● Exercise requirements
A. Which regulators does the letter on how banks rate borrowers name as requiring global banks to prepare risk models?
B. Carry on the letter about how banks rate borrowers, starting after its last sentence.

● Document text
start

Do you want to know “how banks rate you when you borrow money from banks”?

singapore-218528_1280

Hi friends,  I am Toshi, This is my weekly letter. This week’s topic is “how banks rate you when you borrow money from banks”. When we want bank loans, it is good that we can borrow the amount of money we need,  with a lower interest.  Then I am wondering how banks decide who can borrow the amount of money requested with lower interests. In other words, how banks assess customer’s credit worthiness.  The answer is “Classification”.  Let me explain more details. To make the story simple,  I take an example of  unsecured loans, loans without collateral.

 

1.  “Credit risk model” makes judgements to lend

Now many banks prepare their own risk models to assess credit worthiness of customers.  Especially global banks are required to prepare the models by regulators, such as BIS, FSA and central banks. Major regional banks are also promoted to have risk models to assess credit worthiness.  Regulations may differ from countries to countries,  by size of banks.  But it is generally said that banks should have their risk models to enhance credit risk management.  When I used to be a credit risk manager of the Japanese consumer finance company, which is one of  the group companies in the biggest financial group in Japan,  each customer is rated by credit risk models. Good rating means you can borrow money with lower interest. On the other hand, bad rating means you can borrow only limited amount of money with higher interest rate or may be rejected to borrow. From the standpoint of management of banks, it is good because banks can keep consistency of the lending judgements to customers among the all branches.  The less human judgement exists, the more consistency banks keep.  Even though business models may be different according to strategies of banks, the basic idea of the assessment of credit worthiness is the same.

end

Image element box records
start

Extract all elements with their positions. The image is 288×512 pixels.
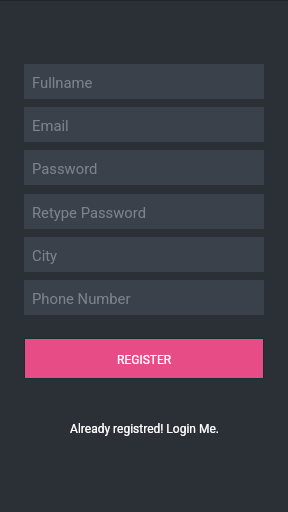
staticText: Already registred! Login Me. xyxy=(70,422,219,436)
staticText: Password xyxy=(32,160,98,177)
button[interactable]: Phone Number xyxy=(24,280,264,315)
button[interactable]: City xyxy=(24,237,264,272)
button[interactable]: Fullname xyxy=(24,64,264,99)
button[interactable]: Retype Password xyxy=(24,194,264,229)
button[interactable]: REGISTER xyxy=(24,338,264,379)
staticText: City xyxy=(32,247,58,264)
button[interactable]: Already registred! Login Me. xyxy=(0,414,288,442)
staticText: REGISTER xyxy=(117,353,172,367)
button[interactable]: Password xyxy=(24,150,264,185)
button[interactable]: Email xyxy=(24,107,264,142)
staticText: Phone Number xyxy=(32,290,131,307)
staticText: Email xyxy=(32,117,69,134)
staticText: Retype Password xyxy=(32,204,146,221)
staticText: Fullname xyxy=(32,74,93,91)
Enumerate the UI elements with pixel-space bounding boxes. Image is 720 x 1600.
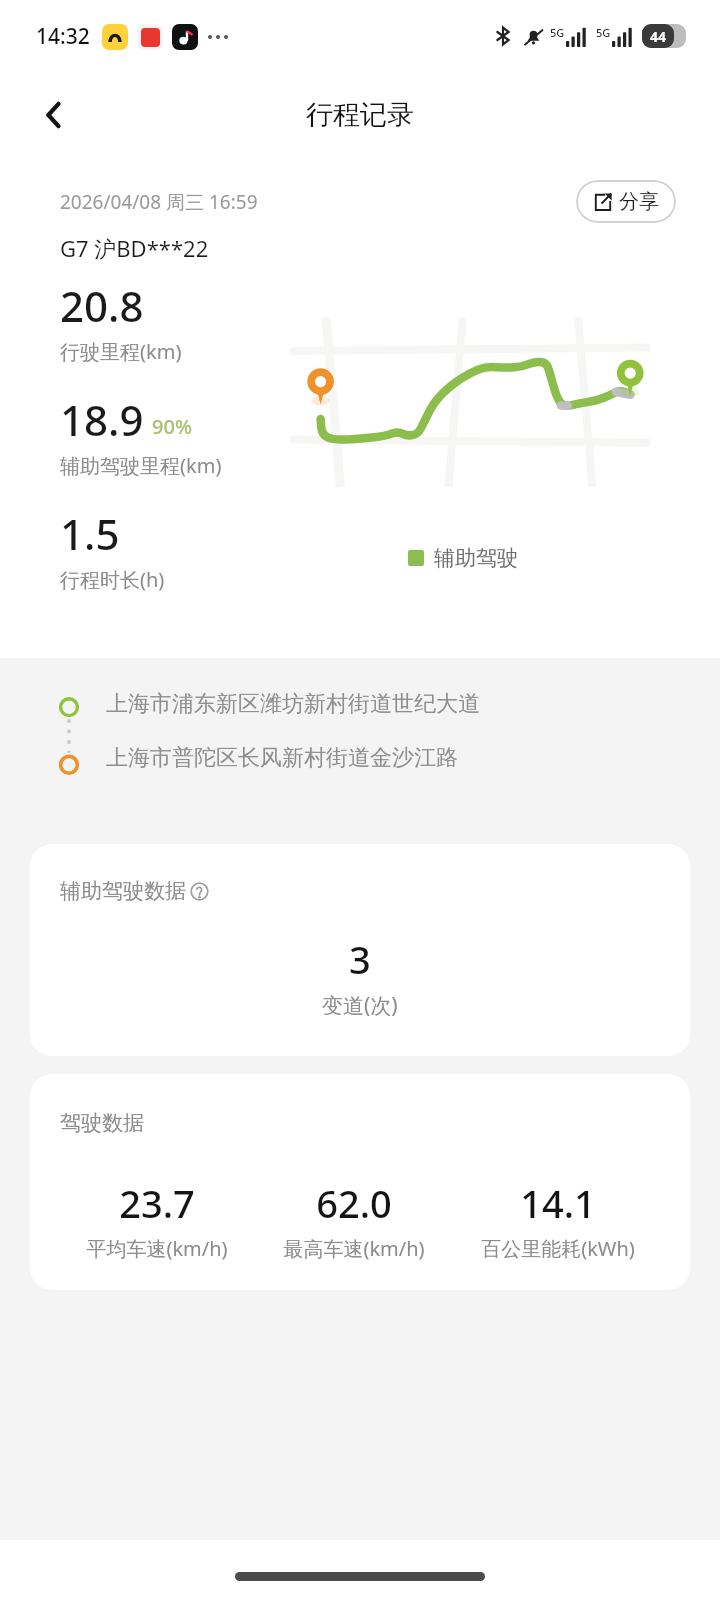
staticText: 辅助驾驶里程(km) <box>60 452 222 479</box>
staticText: 上海市浦东新区潍坊新村街道世纪大道 <box>106 690 480 718</box>
staticText: 辅助驾驶 <box>434 545 518 571</box>
staticText: 驾驶数据 <box>60 1110 144 1136</box>
staticText: 20.8 <box>60 277 144 334</box>
staticText: 变道(次) <box>322 991 398 1020</box>
staticText: 辅助驾驶数据 <box>60 878 186 904</box>
staticText: 行驶里程(km) <box>60 338 182 365</box>
button[interactable]: 辅助驾驶数据 <box>30 844 690 1056</box>
staticText: 18.9 <box>60 391 144 448</box>
staticText: 5G <box>596 25 611 40</box>
staticText: 2026/04/08 周三 16:59 <box>60 189 258 215</box>
staticText: G7 沪BD***22 <box>60 233 209 263</box>
staticText: 90% <box>152 413 192 440</box>
staticText: 百公里能耗(kWh) <box>481 1235 635 1262</box>
staticText: 最高车速(km/h) <box>283 1235 425 1262</box>
staticText: 上海市普陀区长风新村街道金沙江路 <box>106 744 458 772</box>
staticText: 23.7 <box>119 1177 195 1229</box>
staticText: 3 <box>349 933 371 985</box>
staticText: 14:32 <box>36 22 90 51</box>
staticText: 1.5 <box>60 505 120 562</box>
button[interactable]: 驾驶数据 <box>30 1074 690 1290</box>
staticText: 平均车速(km/h) <box>86 1235 228 1262</box>
staticText: 44 <box>650 27 667 46</box>
staticText: 62.0 <box>316 1177 392 1229</box>
staticText: 14.1 <box>520 1177 596 1229</box>
staticText: 分享 <box>619 189 659 214</box>
button[interactable]: 分享 <box>576 180 676 223</box>
staticText: 5G <box>550 25 565 40</box>
staticText: 行程记录 <box>306 98 414 132</box>
button[interactable]: Back <box>24 85 84 145</box>
staticText: 行程时长(h) <box>60 566 165 593</box>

end

● Answers to the exercises
A. BIS, FSA, central banks

B.
 

2. “Loan application form” is a starting point of the rating process

So you understand credit risk models play an important role. Next, you may wonder how rating of each customer is provided.  Here “classification” works. Let me explain about this.  When we try to borrow money,  It is required to fill “application forms”. Even though the details of forms are different according to banks,  we are usually asked to fill “age” “job title” “industry” “company name” “annual income” “owned assets and liabilities” and so on.   These data are input into risk models as “features”.   So each customer has a different value of “features”.  For example, someone’s income is high while others income is low.   Then I can say  “Features”of each customer can explain credit worthiness of each customer.   In other words,  credit risk model can “classify”  customers with high credit worthiness and customers with low credit worthiness by using  “features”.

 

3.  Rating of each customer are provided based on “probability of default

Then let us see how models can classify customers in more details. Each customer has values of “features”  in the application form. Based on the values of “features”, each customer obtains his/her own “one value”.  For example, Tom obtains “-4.9” and Susum obtains “0.9” by adding “features” multiplied with “its weight”.  Then we can obtain “probability of default” for each customer.  “Probability of default” means the likelihood where the customer will be in default in certain period, such as one year. Let us see Tom’s case. According to the graph below,  Tom’s probability of default, which is shown in y-axis, is close to 0.  Tom has a low “probability of default”. It means that he is less likely to be in default in the near term. In such a case,  banks provide a good rating to Tom. This curve below is called “logistic curve” which I explained last week. Please look at my week letter on 23 April.

logistic2

Let us see Susumu’s case. According to the graph below,  Susumu’s probability of default, which is shown in y-axis, is around 0.7, 70%.  Susumu has a high probability of default. It means that he is likely to be in default in the near term. In such a case,  banks provide a bad rating to Susumu. In summary,  the lower probability of default is,  the better rating is provided to customers.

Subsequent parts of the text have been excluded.